What is needed: Can you reproduce the data beneath, keeping every line exact?

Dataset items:
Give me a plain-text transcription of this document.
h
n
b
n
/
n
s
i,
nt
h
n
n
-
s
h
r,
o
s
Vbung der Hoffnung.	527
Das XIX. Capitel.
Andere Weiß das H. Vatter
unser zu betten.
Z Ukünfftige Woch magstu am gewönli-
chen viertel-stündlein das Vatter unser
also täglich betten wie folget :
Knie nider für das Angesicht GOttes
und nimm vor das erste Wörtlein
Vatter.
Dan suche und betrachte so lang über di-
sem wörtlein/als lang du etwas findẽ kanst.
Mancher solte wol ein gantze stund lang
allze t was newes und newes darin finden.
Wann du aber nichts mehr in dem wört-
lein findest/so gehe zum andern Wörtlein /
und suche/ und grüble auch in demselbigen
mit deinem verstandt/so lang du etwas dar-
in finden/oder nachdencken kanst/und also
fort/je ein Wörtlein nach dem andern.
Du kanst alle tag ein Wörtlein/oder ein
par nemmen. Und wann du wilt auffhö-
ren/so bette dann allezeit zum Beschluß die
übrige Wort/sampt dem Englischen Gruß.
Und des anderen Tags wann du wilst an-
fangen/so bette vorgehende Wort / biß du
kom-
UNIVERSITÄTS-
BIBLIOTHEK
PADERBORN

Response to this task:
Give me a plain-text transcription of this document.
h
n
b
n
/
n
s
i,
nt
h
n
n
-
s
h
r,
o
s
Vbung der Hoffnung.	527
Das XIX. Capitel.
Andere Weiß das H. Vatter
unser zu betten.
Z Ukünfftige Woch magstu am gewönli-
chen viertel-stündlein das Vatter unser
also täglich betten wie folget :
Knie nider für das Angesicht GOttes
und nimm vor das erste Wörtlein
Vatter.
Dan suche und betrachte so lang über di-
sem wörtlein/als lang du etwas findẽ kanst.
Mancher solte wol ein gantze stund lang
allze t was newes und newes darin finden.
Wann du aber nichts mehr in dem wört-
lein findest/so gehe zum andern Wörtlein /
und suche/ und grüble auch in demselbigen
mit deinem verstandt/so lang du etwas dar-
in finden/oder nachdencken kanst/und also
fort/je ein Wörtlein nach dem andern.
Du kanst alle tag ein Wörtlein/oder ein
par nemmen. Und wann du wilt auffhö-
ren/so bette dann allezeit zum Beschluß die
übrige Wort/sampt dem Englischen Gruß.
Und des anderen Tags wann du wilst an-
fangen/so bette vorgehende Wort / biß du
kom-
UNIVERSITÄTS-
BIBLIOTHEK
PADERBORN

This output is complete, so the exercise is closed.